Single out the lines that include the word "this". Copy them.

Entries from a dataset:
## begin
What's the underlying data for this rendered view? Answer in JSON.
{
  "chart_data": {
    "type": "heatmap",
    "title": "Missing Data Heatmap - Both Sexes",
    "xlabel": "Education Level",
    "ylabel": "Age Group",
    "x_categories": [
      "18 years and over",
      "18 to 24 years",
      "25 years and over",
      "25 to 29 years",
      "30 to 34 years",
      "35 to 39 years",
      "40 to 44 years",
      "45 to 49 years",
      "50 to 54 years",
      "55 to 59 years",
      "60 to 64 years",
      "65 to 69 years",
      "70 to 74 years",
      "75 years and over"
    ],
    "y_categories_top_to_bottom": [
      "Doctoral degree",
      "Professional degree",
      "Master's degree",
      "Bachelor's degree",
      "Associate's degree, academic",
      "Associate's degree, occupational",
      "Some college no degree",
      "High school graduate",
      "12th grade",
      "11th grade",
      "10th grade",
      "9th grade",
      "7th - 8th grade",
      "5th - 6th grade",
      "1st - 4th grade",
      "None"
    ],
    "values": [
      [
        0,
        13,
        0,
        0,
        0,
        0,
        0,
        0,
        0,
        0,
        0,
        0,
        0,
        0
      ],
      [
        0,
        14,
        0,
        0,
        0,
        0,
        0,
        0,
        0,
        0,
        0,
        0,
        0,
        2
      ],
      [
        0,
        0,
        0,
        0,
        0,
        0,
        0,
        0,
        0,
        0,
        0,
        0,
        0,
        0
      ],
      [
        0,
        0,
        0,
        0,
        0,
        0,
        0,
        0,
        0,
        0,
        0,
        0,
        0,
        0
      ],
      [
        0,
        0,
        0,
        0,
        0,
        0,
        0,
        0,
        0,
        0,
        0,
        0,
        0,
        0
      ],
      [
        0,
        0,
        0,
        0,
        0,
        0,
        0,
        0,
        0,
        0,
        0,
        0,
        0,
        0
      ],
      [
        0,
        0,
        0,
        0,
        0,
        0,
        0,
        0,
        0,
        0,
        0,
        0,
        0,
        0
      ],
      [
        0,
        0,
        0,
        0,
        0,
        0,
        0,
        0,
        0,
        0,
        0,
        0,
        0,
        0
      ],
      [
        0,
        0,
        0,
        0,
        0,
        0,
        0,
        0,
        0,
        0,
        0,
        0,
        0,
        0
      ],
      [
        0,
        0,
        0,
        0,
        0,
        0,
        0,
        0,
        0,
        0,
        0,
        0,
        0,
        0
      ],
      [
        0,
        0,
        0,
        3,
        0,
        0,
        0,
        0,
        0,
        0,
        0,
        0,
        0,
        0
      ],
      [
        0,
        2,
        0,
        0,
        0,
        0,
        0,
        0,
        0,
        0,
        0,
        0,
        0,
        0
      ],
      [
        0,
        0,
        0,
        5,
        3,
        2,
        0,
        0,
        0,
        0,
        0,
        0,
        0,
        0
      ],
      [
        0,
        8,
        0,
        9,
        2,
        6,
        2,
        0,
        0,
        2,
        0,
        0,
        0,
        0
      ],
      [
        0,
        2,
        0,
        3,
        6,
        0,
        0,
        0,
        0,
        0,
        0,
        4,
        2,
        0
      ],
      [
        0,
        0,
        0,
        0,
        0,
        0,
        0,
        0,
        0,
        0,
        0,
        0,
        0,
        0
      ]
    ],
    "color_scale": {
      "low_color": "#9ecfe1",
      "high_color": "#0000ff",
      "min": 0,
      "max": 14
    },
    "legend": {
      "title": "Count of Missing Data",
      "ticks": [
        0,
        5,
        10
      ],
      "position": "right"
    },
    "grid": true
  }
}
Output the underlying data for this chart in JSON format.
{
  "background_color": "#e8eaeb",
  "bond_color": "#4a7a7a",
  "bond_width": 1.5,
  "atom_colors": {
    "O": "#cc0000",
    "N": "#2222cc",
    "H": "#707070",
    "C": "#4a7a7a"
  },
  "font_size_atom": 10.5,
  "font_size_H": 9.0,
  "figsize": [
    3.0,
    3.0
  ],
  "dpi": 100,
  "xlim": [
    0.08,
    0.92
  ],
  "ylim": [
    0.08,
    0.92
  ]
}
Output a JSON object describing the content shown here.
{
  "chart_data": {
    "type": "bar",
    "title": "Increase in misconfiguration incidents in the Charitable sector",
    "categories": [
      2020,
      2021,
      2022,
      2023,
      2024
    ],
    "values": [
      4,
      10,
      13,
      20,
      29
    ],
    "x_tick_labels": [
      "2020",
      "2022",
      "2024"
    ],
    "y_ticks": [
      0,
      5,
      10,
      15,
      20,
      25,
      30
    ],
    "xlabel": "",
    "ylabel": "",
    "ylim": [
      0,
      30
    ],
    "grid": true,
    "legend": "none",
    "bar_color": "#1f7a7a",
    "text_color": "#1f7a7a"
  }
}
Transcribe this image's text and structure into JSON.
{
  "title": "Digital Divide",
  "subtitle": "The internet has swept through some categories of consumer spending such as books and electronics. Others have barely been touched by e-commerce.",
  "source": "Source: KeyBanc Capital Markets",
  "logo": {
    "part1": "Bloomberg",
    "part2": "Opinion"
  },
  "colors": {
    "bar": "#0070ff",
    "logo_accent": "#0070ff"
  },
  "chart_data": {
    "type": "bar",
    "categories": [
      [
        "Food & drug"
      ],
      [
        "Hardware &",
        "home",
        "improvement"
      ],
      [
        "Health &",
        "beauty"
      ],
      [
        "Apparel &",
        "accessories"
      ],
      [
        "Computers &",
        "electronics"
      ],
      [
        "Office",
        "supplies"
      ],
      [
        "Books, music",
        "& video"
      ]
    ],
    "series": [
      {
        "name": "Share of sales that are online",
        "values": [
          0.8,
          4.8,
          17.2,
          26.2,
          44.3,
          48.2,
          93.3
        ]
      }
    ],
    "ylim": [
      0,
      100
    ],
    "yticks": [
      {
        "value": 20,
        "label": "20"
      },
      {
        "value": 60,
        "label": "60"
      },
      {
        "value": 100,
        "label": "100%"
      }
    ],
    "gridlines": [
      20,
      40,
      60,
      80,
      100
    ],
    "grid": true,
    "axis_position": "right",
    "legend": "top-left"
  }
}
## end
Result ▸
What's the underlying data for this rendered view? Answer in JSON.
Output the underlying data for this chart in JSON format.
Transcribe this image's text and structure into JSON.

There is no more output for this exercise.